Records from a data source
::::::::::

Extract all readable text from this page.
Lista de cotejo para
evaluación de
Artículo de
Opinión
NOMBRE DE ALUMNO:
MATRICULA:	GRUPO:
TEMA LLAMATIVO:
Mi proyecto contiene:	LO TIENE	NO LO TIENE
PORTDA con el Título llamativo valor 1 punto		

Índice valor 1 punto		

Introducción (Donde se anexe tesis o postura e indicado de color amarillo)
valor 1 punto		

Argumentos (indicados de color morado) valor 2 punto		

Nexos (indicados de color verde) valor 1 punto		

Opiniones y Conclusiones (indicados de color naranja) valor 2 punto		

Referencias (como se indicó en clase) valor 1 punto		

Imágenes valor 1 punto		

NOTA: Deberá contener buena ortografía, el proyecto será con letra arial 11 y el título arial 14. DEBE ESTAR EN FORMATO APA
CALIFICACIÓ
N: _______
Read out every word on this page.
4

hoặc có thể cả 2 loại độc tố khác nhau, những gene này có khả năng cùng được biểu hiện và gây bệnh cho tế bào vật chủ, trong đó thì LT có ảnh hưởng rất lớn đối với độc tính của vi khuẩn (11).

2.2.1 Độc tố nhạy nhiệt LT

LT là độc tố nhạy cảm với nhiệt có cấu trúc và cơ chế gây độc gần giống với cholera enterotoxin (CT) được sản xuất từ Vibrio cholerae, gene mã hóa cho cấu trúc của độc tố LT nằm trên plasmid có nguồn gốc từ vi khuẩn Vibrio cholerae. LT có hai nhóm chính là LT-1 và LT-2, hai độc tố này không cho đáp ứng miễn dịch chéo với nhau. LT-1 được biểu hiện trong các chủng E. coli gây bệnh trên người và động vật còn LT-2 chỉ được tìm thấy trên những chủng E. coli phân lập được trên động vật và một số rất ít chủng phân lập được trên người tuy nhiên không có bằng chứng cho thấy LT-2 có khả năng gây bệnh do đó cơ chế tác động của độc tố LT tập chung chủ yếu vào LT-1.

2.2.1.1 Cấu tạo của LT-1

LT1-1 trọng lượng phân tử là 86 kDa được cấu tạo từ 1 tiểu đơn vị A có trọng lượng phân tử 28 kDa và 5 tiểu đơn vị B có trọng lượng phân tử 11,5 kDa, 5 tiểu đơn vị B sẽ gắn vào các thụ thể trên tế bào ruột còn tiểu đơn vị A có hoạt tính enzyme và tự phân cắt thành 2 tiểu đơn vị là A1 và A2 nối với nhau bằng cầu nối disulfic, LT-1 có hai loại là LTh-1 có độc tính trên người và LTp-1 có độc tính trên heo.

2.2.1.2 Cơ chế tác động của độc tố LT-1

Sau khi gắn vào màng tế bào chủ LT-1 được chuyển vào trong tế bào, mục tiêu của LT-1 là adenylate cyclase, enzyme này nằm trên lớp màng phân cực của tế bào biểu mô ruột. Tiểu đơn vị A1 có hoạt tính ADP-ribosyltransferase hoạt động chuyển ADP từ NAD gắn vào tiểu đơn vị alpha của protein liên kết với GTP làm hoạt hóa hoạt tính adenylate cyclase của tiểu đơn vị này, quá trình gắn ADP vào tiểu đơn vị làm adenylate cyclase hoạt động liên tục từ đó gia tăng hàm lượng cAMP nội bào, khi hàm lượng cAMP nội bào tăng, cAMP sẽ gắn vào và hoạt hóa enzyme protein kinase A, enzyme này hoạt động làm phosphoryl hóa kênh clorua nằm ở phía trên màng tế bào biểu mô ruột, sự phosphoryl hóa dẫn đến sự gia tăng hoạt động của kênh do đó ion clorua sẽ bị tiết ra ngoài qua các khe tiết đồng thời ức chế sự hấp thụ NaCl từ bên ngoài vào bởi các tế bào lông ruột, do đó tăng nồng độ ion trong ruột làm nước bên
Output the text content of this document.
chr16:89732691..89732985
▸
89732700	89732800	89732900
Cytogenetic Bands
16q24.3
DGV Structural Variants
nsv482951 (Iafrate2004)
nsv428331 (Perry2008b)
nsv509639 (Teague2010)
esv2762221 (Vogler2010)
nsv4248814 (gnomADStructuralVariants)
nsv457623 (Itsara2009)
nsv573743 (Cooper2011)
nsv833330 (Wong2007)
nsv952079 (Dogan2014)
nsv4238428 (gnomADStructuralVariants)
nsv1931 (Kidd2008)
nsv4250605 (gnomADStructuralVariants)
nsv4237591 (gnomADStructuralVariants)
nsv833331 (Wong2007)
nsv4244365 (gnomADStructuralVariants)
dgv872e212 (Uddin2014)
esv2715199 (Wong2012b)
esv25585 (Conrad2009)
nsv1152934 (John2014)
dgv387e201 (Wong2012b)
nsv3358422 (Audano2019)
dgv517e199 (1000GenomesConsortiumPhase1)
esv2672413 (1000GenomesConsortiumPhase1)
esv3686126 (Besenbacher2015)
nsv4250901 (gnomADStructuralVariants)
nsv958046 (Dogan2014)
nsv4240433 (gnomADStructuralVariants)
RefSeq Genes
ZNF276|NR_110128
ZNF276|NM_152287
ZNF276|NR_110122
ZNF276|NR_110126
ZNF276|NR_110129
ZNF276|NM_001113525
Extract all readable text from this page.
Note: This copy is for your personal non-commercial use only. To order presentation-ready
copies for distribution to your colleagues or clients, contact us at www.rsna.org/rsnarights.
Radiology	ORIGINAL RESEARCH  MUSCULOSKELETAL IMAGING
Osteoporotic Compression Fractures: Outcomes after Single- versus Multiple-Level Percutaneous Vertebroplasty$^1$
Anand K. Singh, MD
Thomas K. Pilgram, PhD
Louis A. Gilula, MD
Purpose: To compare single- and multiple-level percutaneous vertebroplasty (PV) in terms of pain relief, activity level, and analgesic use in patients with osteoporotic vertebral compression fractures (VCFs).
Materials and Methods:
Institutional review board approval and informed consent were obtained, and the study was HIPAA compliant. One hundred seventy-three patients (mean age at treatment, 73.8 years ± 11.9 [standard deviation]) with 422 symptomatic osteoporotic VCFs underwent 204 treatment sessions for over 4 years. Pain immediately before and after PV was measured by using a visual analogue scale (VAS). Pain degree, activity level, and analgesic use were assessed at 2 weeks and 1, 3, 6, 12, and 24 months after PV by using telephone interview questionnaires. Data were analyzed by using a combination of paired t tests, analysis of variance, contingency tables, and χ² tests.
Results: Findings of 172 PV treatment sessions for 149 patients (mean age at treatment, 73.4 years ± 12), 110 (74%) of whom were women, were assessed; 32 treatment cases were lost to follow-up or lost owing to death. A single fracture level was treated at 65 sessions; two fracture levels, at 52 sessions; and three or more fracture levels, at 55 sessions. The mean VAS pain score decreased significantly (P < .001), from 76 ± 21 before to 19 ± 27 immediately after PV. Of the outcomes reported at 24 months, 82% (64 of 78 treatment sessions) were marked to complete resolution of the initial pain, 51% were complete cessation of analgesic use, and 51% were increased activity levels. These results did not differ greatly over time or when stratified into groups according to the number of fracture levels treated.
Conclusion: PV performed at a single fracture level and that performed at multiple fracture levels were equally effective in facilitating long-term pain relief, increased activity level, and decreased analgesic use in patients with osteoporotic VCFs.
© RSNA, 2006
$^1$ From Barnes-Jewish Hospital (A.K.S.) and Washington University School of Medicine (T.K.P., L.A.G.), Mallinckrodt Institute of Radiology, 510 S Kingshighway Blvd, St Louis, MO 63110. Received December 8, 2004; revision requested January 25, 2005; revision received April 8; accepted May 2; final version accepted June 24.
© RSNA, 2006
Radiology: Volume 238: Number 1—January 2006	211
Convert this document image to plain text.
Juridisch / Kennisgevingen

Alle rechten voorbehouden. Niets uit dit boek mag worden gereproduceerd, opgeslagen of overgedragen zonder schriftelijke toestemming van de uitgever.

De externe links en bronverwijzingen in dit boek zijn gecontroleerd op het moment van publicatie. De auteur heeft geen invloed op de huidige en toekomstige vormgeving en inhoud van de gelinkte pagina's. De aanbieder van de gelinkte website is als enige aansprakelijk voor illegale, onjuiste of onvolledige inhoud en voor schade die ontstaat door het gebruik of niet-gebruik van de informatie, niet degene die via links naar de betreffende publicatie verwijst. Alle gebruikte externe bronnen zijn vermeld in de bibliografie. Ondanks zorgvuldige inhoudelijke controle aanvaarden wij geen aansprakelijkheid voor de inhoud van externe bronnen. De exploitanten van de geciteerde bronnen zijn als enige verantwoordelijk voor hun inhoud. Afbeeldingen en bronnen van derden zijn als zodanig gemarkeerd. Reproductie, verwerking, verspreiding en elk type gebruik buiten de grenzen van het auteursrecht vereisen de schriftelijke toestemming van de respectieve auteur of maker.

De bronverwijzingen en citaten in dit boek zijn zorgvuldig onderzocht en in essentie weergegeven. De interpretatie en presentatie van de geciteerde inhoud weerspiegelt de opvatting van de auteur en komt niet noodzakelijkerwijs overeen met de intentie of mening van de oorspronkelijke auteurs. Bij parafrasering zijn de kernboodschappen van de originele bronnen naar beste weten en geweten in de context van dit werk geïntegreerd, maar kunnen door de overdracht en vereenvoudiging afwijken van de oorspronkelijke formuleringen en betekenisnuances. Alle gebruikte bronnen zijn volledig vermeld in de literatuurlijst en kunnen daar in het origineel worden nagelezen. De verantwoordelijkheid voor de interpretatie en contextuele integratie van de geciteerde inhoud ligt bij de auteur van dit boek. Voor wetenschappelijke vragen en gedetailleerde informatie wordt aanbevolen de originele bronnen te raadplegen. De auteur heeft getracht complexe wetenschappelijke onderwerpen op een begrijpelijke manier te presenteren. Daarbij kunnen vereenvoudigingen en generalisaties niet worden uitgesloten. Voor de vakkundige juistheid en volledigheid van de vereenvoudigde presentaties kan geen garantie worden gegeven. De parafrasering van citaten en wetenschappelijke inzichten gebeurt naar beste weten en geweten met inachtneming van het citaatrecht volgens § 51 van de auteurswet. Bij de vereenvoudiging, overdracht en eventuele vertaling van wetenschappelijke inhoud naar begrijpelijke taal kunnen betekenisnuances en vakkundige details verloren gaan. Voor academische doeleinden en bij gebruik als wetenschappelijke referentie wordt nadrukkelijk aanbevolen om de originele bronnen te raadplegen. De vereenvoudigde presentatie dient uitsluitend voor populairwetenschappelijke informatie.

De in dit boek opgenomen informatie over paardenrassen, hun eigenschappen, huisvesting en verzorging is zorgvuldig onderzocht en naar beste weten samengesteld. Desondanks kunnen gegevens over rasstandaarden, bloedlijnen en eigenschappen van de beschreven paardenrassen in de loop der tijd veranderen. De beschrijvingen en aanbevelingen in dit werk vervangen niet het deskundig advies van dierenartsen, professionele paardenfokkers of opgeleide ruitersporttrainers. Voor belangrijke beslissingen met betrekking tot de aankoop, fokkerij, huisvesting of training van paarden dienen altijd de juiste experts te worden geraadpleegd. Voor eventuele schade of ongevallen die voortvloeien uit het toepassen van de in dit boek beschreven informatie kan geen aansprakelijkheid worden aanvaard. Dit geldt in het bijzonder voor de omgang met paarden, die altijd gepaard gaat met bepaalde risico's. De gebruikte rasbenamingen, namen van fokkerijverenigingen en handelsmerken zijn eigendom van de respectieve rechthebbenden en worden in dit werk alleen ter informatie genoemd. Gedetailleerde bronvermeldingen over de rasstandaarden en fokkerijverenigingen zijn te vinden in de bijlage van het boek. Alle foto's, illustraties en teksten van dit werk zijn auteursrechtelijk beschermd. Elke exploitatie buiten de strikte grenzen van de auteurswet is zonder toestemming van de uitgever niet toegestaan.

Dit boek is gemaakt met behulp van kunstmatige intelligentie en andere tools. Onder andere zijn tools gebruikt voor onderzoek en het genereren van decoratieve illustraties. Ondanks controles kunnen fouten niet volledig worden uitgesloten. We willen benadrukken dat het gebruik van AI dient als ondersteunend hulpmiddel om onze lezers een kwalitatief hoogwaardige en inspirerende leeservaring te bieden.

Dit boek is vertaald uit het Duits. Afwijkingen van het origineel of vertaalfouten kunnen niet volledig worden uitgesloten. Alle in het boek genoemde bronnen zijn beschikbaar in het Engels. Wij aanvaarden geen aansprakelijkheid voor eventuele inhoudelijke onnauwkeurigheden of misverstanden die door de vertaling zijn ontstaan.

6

::::::::::

# EXERCISE AIM
Some lines above contain the word "bệnh". Copy each of them.

# ANSWER SECTION
hoặc có thể cả 2 loại độc tố khác nhau, những gene này có khả năng cùng được biểu hiện và gây bệnh cho tế bào vật chủ, trong đó thì LT có ảnh hưởng rất lớn đối với độc tính của vi khuẩn (11).
LT là độc tố nhạy cảm với nhiệt có cấu trúc và cơ chế gây độc gần giống với cholera enterotoxin (CT) được sản xuất từ Vibrio cholerae, gene mã hóa cho cấu trúc của độc tố LT nằm trên plasmid có nguồn gốc từ vi khuẩn Vibrio cholerae. LT có hai nhóm chính là LT-1 và LT-2, hai độc tố này không cho đáp ứng miễn dịch chéo với nhau. LT-1 được biểu hiện trong các chủng E. coli gây bệnh trên người và động vật còn LT-2 chỉ được tìm thấy trên những chủng E. coli phân lập được trên động vật và một số rất ít chủng phân lập được trên người tuy nhiên không có bằng chứng cho thấy LT-2 có khả năng gây bệnh do đó cơ chế tác động của độc tố LT tập chung chủ yếu vào LT-1.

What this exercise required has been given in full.